One story in The Power of Habit: Why We Do What We Do in Life and Business, by Charles Duhigg, opened my eyes to how much of my work over the past 15 years has been trying to break a habit loop.That is the story of former Alcoa CEO, Paul O’Neill, who improved the entire company focusing only on the keystone habit of safe work practices. I’ve been doing something similar in my job without understanding the science behind it.
The Power of Habit is bestseller is about how our lives, work, and social patterns are driven by habits. Duhigg describes how we can change bad habits and use good ones to our advantage. There is a lot of value in this book, both professionally and personally.
I’ve spent a lot of time working to improve the environmental condition of facilities. It can progress from cleaning up a bad situation, then becoming compliant with environmental and safety regulations, and then turning it into an everyday part of a job that becomes is easy, enjoyable and constantly improving. It applies perfectly to the concept of the habit loop that Duhigg presents in the book.

**Data supplied**

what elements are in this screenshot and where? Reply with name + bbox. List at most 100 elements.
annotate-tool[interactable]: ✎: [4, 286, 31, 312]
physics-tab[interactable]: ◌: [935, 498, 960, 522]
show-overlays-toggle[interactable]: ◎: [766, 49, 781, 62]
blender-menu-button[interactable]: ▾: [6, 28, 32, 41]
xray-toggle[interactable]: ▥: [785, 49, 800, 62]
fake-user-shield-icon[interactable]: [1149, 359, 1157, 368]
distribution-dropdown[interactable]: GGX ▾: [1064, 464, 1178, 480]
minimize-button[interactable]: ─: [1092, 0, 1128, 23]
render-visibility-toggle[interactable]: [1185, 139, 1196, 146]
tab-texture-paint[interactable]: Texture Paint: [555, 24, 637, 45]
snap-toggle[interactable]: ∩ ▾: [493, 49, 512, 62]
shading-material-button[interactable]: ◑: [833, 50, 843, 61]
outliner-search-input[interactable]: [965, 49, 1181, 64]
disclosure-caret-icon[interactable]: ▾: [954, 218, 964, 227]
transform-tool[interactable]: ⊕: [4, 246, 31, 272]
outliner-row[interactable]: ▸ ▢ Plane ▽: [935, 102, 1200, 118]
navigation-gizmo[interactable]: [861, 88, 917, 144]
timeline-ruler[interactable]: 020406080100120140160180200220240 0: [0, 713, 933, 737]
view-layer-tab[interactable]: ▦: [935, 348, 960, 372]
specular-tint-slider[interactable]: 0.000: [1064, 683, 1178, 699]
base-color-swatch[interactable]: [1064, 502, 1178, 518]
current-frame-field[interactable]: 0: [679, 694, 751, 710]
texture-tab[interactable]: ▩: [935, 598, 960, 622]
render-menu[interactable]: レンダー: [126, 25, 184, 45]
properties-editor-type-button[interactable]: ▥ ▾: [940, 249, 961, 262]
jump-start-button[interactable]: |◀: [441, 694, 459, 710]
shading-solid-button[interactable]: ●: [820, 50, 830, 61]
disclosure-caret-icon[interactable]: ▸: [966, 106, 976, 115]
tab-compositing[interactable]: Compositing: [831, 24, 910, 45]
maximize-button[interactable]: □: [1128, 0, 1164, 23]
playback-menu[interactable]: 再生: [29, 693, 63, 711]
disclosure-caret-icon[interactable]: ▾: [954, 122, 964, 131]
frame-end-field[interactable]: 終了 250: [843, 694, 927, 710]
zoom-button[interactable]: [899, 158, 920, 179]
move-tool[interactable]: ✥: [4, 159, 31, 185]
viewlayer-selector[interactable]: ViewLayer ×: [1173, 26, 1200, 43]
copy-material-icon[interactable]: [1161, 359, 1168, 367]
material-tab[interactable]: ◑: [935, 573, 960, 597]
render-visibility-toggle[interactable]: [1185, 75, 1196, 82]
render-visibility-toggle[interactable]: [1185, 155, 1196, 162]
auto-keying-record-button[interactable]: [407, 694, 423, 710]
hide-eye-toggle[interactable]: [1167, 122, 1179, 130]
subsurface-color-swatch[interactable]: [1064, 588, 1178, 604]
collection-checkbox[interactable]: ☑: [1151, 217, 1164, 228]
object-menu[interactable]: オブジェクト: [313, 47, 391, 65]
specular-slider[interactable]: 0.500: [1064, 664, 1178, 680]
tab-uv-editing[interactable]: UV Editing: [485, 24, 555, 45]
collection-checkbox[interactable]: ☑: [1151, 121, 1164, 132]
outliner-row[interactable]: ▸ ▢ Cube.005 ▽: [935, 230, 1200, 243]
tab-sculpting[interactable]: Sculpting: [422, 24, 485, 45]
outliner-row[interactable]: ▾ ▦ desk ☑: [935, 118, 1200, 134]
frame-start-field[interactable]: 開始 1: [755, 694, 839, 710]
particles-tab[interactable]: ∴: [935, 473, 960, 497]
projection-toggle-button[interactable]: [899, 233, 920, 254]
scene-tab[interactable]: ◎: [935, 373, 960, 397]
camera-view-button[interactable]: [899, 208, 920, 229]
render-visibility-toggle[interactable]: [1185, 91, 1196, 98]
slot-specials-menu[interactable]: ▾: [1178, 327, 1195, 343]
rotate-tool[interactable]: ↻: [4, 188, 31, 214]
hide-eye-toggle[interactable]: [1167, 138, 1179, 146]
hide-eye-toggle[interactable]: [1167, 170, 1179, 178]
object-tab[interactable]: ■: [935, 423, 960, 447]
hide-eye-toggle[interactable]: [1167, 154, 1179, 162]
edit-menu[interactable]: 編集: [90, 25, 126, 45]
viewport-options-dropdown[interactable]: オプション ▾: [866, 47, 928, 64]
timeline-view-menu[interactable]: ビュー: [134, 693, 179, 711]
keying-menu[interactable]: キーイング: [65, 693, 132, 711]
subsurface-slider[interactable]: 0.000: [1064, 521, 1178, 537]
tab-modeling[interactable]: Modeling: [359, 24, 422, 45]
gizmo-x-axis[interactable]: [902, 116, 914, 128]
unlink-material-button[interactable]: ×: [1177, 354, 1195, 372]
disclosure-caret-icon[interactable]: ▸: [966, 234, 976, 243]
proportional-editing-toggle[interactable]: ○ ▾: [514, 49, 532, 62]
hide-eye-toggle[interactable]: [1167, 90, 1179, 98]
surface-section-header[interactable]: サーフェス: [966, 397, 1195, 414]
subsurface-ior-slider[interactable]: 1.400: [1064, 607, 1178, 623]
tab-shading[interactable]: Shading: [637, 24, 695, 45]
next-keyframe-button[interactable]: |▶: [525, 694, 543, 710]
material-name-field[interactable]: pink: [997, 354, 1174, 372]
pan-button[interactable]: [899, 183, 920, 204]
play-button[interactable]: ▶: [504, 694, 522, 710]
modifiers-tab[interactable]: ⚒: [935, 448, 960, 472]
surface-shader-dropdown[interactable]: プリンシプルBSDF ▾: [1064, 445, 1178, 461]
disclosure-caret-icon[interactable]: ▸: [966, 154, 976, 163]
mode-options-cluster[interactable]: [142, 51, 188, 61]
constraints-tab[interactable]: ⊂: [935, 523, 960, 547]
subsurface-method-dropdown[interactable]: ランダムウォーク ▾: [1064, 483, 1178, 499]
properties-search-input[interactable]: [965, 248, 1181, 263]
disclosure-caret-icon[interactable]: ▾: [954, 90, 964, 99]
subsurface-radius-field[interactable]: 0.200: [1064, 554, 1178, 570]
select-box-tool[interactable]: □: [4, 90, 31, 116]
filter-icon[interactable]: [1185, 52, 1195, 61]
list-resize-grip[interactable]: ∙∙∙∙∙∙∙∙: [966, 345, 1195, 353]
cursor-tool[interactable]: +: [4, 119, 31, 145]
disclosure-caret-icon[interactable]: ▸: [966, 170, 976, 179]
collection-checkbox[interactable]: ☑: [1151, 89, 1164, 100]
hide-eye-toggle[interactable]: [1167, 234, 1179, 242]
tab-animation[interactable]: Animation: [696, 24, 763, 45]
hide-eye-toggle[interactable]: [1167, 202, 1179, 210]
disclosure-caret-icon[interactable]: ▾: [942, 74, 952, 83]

**What you will do**
Copy the stretch of the passage about The Power of Habit from "The Power of Habit is" through "professionally and personally.". The items have no role in this work.

**Exercise response**
The Power of Habit is bestseller is about how our lives, work, and social patterns are driven by habits. Duhigg describes how we can change bad habits and use good ones to our advantage. There is a lot of value in this book, both professionally and personally.